The records »

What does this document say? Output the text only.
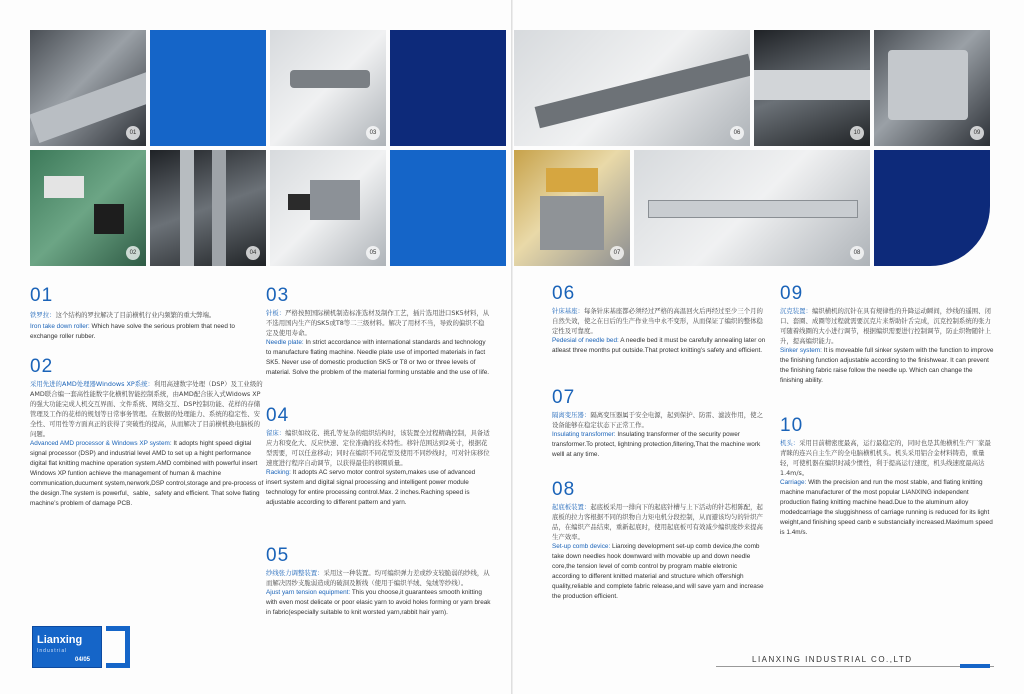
01	03
02	04	05
06	10	09
07	08
01
铁罗拉：这个结构的罗拉解决了目前横机行业内频繁的重大弊端。
Iron take down roller: Which have solve the serious problem that need to exchange roller rubber.
02
采用先进的AMD处理器Windows XP系统：利用高速数字处理（DSP）及工业级的AMD联合编一套高性能数字化横机智能控制系统，由AMD配合嵌入式Widows XP的强大功能完成人机交互界面、文件系统、网络交互、DSP控制功能、花样的存储管理及工作的花样的规划等日常事务管理。在数据的处理能力、系统的稳定性、安全性、可用性等方面真正的获得了突破性的提高，从而解决了目前横机换电脑板的问题。
Advanced AMD processor & Windows XP system: It adopts hight speed digital signal processor (DSP) and industrial level AMD to set up a hight performance digital flat knitting machine operation system.AMD combined with powerful insert Windows XP funtion achieve the management of human & machine communication,ducument system,nerwork,DSP control,storage and pre-process of the design.The system is powerful、sable、safety and efficient. That solve flating machine’s problem of damage PCB.
03
针板：严格按照国际横机制造标准选材及制作工艺，插片选用进口SK5材料，从不选用国内生产的SK5或T8等二三级材料。解决了用材不当，导致的偏织不稳定及使用寿命。
Needle plate: In strict accordance with international standards and technology to manufacture flating machine. Needle plate use of imported materials in fact SK5. Never use of domestic production SK5 or T8 or two or three levels of material. Solve the problem of the material forming unstable and the use of life.
04
留床：编织如纹花、挑孔等复杂的组织结构时，该装置全过程精确控制，具备适应力和变化大、反应快速、定位准确的技术特性。移针范围达到2英寸，根据花型需要，可以任意移动；同时在编织不同花型及使用不同纱线时，可对针床移位速度进行程序自动调节，以获得最佳的移圈质量。
Racking: It adopts AC servo motor control system,makes use of advanced insert system and digital signal processing and intelligent power module technology for entire processing control.Max. 2 inches.Raching speed is adjustable according to different pattern and yarn.
05
纱线张力调整装置：采用这一种装置。均可编织弹力差或纱支较脆弱的纱线，从而解决因纱支脆弱造成的破洞及断线（使用于编织羊绒、兔绒等纱线）。
Ajust yarn tension equipment: This you choose,it guarantees smooth knitting with even most delicate or poor elasic yarn to avoid holes forming or yarn break in fabric(especially suitable to knit worsted yarn,rabbit hair yarn).
06
针床基座：每条针床基座都必须经过严格的高温回火后再经过至少三个月的自然失效，使之在日后的生产作业当中永不变形，从而保证了编织的整体稳定性及可靠度。
Pedesial of needle bed: A needle bed it must be carefully annealing later on atleast three months put outside.That protect knitting’s safety and efficient.
07
隔离变压器：隔离变压器属于安全电源，起到保护、防雷、滤波作用，使之设备能够在稳定状态下正常工作。
Insulating transformer: Insulating transformer of the security power transformer.To protect, lightning protection,filtering,That the machine work welll at any time.
08
起底板装置：起底板采用一排向下的起底针槽与上下活动的针芯相陈配，起底板的拉力客根据不同的织物自力矩电机分段控制，从而避该均匀的针织产品，在编织产品结束，重新起底时，使用起底板可有效减少编织废纱来提高生产效率。
Set-up comb device: Lianxing development set-up comb device,the comb take down needles hook downward with movable up and down needle core,the tension level of comb control by program mable eletronic according to different knitted material and structure which offershigh quality,reliable and complete fabric release,and will save yarn and increase the production efficient.
09
沉克装置：编织横机的沉针在具有规律性的升降运动瞬间，纱线的遥围、闭口、套圈、成圈等过程就需要沉克片来帮助针舌完成，沉克控制系统的张力可随着线圈的大小进行调节，根据编织需要进行控制调节，防止织物随针上升，提高编织能力。
Sinker system: It is moveable full sinker system with the function to improve the finishing function adjustable according to the finishwear. It can prevent the finishing fabric raise follow the needle up. Which can change the finishing ability.
10
机头：采用目前精密度最高，运行最稳定的，同时也是其他横机生产厂家最青睐的连兴自主生产的全电脑横机机头。机头采用铝合金材料铸造，重量轻，可使机器在编织时减少惯性，利于提高运行速度，机头线速度最高达1.4m/s。
Carriage: With the precision and run the most stable, and flating knitting machine manufacturer of the most popular LIANXING independent production flating knitting machine head.Due to the aluminum alloy modedcarriage the sluggishness of carriage running is reduced for its light weight,and finishing speed canb e substancially increased.Maximum speed is 1.4m/s.
Lianxing
Industrial
04/05	LIANXING INDUSTRIAL CO.,LTD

What is being asked »
Gather every line containing the word "material" and copy it.

Solution to this problem »
Needle plate: In strict accordance with international standards and technology to manufacture flating machine. Needle plate use of imported materials in fact SK5. Never use of domestic production SK5 or T8 or two or three levels of material. Solve the problem of the material forming unstable and the use of life.
Set-up comb device: Lianxing development set-up comb device,the comb take down needles hook downward with movable up and down needle core,the tension level of comb control by program mable eletronic according to different knitted material and structure which offershigh quality,reliable and complete fabric release,and will save yarn and increase the production efficient.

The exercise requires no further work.